Start of PROVIDED DATA

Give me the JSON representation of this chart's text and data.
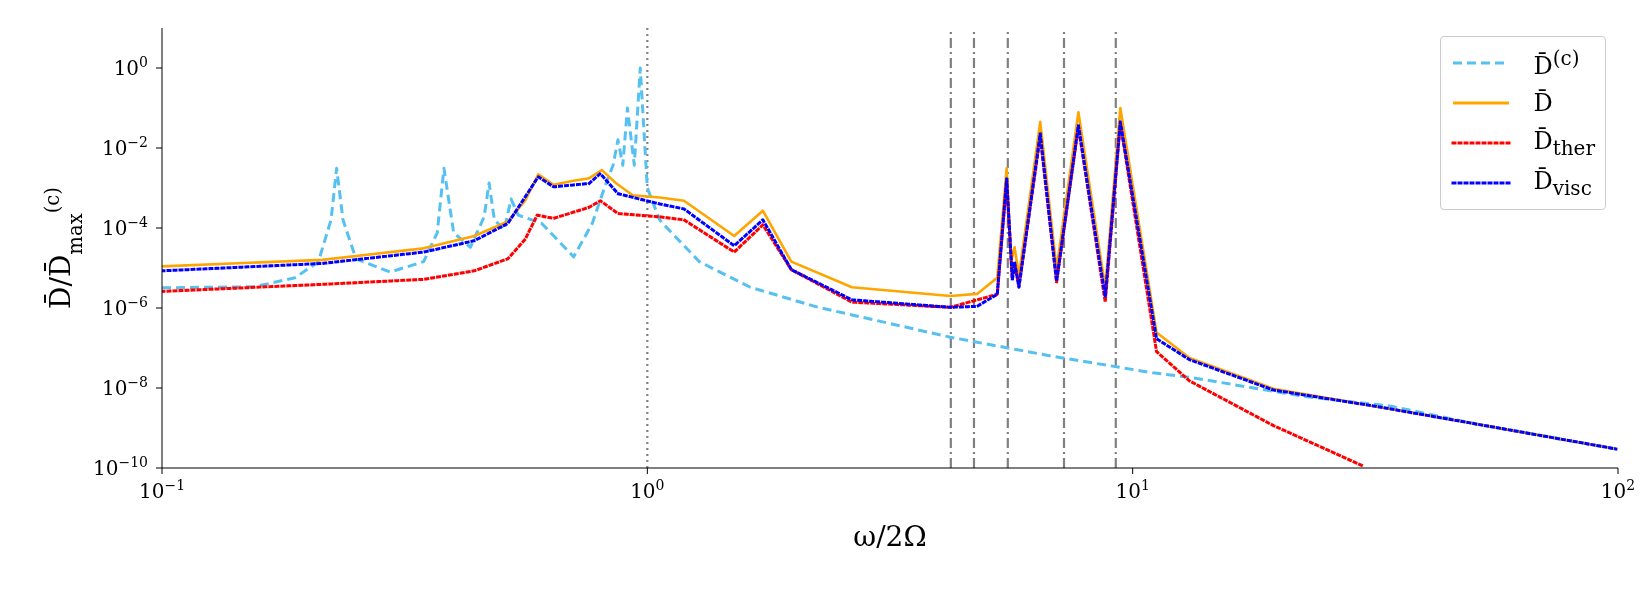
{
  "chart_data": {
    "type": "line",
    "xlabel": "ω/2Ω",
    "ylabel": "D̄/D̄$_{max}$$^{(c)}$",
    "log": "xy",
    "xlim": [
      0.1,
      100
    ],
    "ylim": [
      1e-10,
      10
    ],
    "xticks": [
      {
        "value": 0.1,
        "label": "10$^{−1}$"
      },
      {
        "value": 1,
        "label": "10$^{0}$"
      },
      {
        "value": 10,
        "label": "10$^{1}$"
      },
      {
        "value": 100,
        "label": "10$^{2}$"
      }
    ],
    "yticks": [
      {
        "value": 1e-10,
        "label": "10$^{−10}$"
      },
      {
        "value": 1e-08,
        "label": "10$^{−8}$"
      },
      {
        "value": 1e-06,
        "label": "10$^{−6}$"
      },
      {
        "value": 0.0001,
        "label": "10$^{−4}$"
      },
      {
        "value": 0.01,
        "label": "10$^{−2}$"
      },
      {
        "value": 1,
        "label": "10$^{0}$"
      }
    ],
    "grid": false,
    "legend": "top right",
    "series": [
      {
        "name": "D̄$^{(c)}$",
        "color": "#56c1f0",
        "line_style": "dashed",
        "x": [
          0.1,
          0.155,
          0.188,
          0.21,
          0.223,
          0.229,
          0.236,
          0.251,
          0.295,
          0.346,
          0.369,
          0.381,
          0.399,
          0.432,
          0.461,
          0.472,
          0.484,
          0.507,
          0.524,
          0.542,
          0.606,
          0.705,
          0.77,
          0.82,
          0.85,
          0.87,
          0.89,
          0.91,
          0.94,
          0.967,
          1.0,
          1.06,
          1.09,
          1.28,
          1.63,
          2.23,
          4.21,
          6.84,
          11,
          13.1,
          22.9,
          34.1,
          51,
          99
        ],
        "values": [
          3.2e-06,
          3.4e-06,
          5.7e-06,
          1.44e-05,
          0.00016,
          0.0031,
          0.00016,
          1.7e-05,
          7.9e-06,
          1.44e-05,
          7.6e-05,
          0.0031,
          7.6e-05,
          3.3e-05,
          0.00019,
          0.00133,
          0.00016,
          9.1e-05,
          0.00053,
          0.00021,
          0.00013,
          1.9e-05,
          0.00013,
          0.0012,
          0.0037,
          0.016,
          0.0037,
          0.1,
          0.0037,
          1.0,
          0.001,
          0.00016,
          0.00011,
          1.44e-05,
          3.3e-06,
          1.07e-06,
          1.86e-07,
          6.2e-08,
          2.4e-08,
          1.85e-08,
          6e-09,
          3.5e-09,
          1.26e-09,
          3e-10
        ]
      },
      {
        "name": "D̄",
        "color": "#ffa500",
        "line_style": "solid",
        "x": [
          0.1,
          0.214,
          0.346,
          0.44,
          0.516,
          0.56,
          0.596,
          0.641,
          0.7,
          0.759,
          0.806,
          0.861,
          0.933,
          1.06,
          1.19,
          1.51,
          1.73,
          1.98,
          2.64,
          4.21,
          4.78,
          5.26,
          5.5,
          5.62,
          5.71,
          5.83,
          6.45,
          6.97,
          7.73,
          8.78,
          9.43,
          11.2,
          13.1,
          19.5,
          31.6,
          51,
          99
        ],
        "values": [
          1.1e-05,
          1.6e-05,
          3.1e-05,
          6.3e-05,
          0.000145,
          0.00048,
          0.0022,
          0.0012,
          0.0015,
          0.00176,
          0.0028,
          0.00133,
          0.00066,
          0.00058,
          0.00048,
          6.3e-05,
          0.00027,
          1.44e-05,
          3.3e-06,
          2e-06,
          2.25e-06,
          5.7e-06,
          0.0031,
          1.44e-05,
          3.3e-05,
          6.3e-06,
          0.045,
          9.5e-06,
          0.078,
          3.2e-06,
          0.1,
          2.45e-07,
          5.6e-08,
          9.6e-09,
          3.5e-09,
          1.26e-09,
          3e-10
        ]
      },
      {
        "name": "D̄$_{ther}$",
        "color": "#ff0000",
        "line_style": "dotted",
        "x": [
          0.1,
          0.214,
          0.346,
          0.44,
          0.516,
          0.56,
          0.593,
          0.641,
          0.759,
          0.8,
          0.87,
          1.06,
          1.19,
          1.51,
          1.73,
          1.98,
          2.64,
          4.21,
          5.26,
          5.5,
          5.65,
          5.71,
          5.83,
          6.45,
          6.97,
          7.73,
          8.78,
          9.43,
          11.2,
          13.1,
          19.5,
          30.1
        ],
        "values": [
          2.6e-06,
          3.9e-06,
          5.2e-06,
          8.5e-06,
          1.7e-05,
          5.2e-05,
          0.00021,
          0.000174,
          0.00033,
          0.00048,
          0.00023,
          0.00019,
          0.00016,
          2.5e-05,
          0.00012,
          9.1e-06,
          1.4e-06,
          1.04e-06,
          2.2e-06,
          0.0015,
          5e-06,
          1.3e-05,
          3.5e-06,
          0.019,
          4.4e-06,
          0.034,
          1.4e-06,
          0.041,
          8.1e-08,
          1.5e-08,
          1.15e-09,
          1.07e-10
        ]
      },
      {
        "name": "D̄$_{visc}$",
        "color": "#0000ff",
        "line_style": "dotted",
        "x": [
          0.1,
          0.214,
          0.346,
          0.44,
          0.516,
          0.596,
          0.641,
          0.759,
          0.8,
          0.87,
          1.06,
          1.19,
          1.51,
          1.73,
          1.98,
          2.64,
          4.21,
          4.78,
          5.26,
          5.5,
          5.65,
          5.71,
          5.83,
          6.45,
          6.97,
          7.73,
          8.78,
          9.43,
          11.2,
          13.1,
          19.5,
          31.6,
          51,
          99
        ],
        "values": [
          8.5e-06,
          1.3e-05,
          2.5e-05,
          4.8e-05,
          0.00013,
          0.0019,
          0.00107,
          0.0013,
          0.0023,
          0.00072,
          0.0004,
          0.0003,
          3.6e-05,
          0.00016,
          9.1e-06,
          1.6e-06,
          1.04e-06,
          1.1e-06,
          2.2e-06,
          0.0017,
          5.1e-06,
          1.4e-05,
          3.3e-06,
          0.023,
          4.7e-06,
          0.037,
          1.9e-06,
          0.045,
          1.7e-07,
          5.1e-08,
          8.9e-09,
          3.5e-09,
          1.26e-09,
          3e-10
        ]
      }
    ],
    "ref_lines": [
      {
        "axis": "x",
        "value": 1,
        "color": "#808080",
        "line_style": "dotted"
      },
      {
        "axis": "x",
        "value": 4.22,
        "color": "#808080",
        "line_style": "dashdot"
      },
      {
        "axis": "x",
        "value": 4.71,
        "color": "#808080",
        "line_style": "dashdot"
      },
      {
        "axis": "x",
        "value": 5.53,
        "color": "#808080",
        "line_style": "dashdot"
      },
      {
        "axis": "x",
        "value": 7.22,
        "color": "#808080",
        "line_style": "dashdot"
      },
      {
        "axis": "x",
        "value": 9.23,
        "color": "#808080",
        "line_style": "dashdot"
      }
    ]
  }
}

End of PROVIDED DATA

▶ [INSTRUCTIONS TO FOLLOW]
Output all the records, word for word, with no pictures in the copy.

▶ [FINISHED TASK]
Give me the JSON representation of this chart's text and data.
{
  "chart_data": {
    "type": "line",
    "xlabel": "ω/2Ω",
    "ylabel": "D̄/D̄$_{max}$$^{(c)}$",
    "log": "xy",
    "xlim": [
      0.1,
      100
    ],
    "ylim": [
      1e-10,
      10
    ],
    "xticks": [
      {
        "value": 0.1,
        "label": "10$^{−1}$"
      },
      {
        "value": 1,
        "label": "10$^{0}$"
      },
      {
        "value": 10,
        "label": "10$^{1}$"
      },
      {
        "value": 100,
        "label": "10$^{2}$"
      }
    ],
    "yticks": [
      {
        "value": 1e-10,
        "label": "10$^{−10}$"
      },
      {
        "value": 1e-08,
        "label": "10$^{−8}$"
      },
      {
        "value": 1e-06,
        "label": "10$^{−6}$"
      },
      {
        "value": 0.0001,
        "label": "10$^{−4}$"
      },
      {
        "value": 0.01,
        "label": "10$^{−2}$"
      },
      {
        "value": 1,
        "label": "10$^{0}$"
      }
    ],
    "grid": false,
    "legend": "top right",
    "series": [
      {
        "name": "D̄$^{(c)}$",
        "color": "#56c1f0",
        "line_style": "dashed",
        "x": [
          0.1,
          0.155,
          0.188,
          0.21,
          0.223,
          0.229,
          0.236,
          0.251,
          0.295,
          0.346,
          0.369,
          0.381,
          0.399,
          0.432,
          0.461,
          0.472,
          0.484,
          0.507,
          0.524,
          0.542,
          0.606,
          0.705,
          0.77,
          0.82,
          0.85,
          0.87,
          0.89,
          0.91,
          0.94,
          0.967,
          1.0,
          1.06,
          1.09,
          1.28,
          1.63,
          2.23,
          4.21,
          6.84,
          11,
          13.1,
          22.9,
          34.1,
          51,
          99
        ],
        "values": [
          3.2e-06,
          3.4e-06,
          5.7e-06,
          1.44e-05,
          0.00016,
          0.0031,
          0.00016,
          1.7e-05,
          7.9e-06,
          1.44e-05,
          7.6e-05,
          0.0031,
          7.6e-05,
          3.3e-05,
          0.00019,
          0.00133,
          0.00016,
          9.1e-05,
          0.00053,
          0.00021,
          0.00013,
          1.9e-05,
          0.00013,
          0.0012,
          0.0037,
          0.016,
          0.0037,
          0.1,
          0.0037,
          1.0,
          0.001,
          0.00016,
          0.00011,
          1.44e-05,
          3.3e-06,
          1.07e-06,
          1.86e-07,
          6.2e-08,
          2.4e-08,
          1.85e-08,
          6e-09,
          3.5e-09,
          1.26e-09,
          3e-10
        ]
      },
      {
        "name": "D̄",
        "color": "#ffa500",
        "line_style": "solid",
        "x": [
          0.1,
          0.214,
          0.346,
          0.44,
          0.516,
          0.56,
          0.596,
          0.641,
          0.7,
          0.759,
          0.806,
          0.861,
          0.933,
          1.06,
          1.19,
          1.51,
          1.73,
          1.98,
          2.64,
          4.21,
          4.78,
          5.26,
          5.5,
          5.62,
          5.71,
          5.83,
          6.45,
          6.97,
          7.73,
          8.78,
          9.43,
          11.2,
          13.1,
          19.5,
          31.6,
          51,
          99
        ],
        "values": [
          1.1e-05,
          1.6e-05,
          3.1e-05,
          6.3e-05,
          0.000145,
          0.00048,
          0.0022,
          0.0012,
          0.0015,
          0.00176,
          0.0028,
          0.00133,
          0.00066,
          0.00058,
          0.00048,
          6.3e-05,
          0.00027,
          1.44e-05,
          3.3e-06,
          2e-06,
          2.25e-06,
          5.7e-06,
          0.0031,
          1.44e-05,
          3.3e-05,
          6.3e-06,
          0.045,
          9.5e-06,
          0.078,
          3.2e-06,
          0.1,
          2.45e-07,
          5.6e-08,
          9.6e-09,
          3.5e-09,
          1.26e-09,
          3e-10
        ]
      },
      {
        "name": "D̄$_{ther}$",
        "color": "#ff0000",
        "line_style": "dotted",
        "x": [
          0.1,
          0.214,
          0.346,
          0.44,
          0.516,
          0.56,
          0.593,
          0.641,
          0.759,
          0.8,
          0.87,
          1.06,
          1.19,
          1.51,
          1.73,
          1.98,
          2.64,
          4.21,
          5.26,
          5.5,
          5.65,
          5.71,
          5.83,
          6.45,
          6.97,
          7.73,
          8.78,
          9.43,
          11.2,
          13.1,
          19.5,
          30.1
        ],
        "values": [
          2.6e-06,
          3.9e-06,
          5.2e-06,
          8.5e-06,
          1.7e-05,
          5.2e-05,
          0.00021,
          0.000174,
          0.00033,
          0.00048,
          0.00023,
          0.00019,
          0.00016,
          2.5e-05,
          0.00012,
          9.1e-06,
          1.4e-06,
          1.04e-06,
          2.2e-06,
          0.0015,
          5e-06,
          1.3e-05,
          3.5e-06,
          0.019,
          4.4e-06,
          0.034,
          1.4e-06,
          0.041,
          8.1e-08,
          1.5e-08,
          1.15e-09,
          1.07e-10
        ]
      },
      {
        "name": "D̄$_{visc}$",
        "color": "#0000ff",
        "line_style": "dotted",
        "x": [
          0.1,
          0.214,
          0.346,
          0.44,
          0.516,
          0.596,
          0.641,
          0.759,
          0.8,
          0.87,
          1.06,
          1.19,
          1.51,
          1.73,
          1.98,
          2.64,
          4.21,
          4.78,
          5.26,
          5.5,
          5.65,
          5.71,
          5.83,
          6.45,
          6.97,
          7.73,
          8.78,
          9.43,
          11.2,
          13.1,
          19.5,
          31.6,
          51,
          99
        ],
        "values": [
          8.5e-06,
          1.3e-05,
          2.5e-05,
          4.8e-05,
          0.00013,
          0.0019,
          0.00107,
          0.0013,
          0.0023,
          0.00072,
          0.0004,
          0.0003,
          3.6e-05,
          0.00016,
          9.1e-06,
          1.6e-06,
          1.04e-06,
          1.1e-06,
          2.2e-06,
          0.0017,
          5.1e-06,
          1.4e-05,
          3.3e-06,
          0.023,
          4.7e-06,
          0.037,
          1.9e-06,
          0.045,
          1.7e-07,
          5.1e-08,
          8.9e-09,
          3.5e-09,
          1.26e-09,
          3e-10
        ]
      }
    ],
    "ref_lines": [
      {
        "axis": "x",
        "value": 1,
        "color": "#808080",
        "line_style": "dotted"
      },
      {
        "axis": "x",
        "value": 4.22,
        "color": "#808080",
        "line_style": "dashdot"
      },
      {
        "axis": "x",
        "value": 4.71,
        "color": "#808080",
        "line_style": "dashdot"
      },
      {
        "axis": "x",
        "value": 5.53,
        "color": "#808080",
        "line_style": "dashdot"
      },
      {
        "axis": "x",
        "value": 7.22,
        "color": "#808080",
        "line_style": "dashdot"
      },
      {
        "axis": "x",
        "value": 9.23,
        "color": "#808080",
        "line_style": "dashdot"
      }
    ]
  }
}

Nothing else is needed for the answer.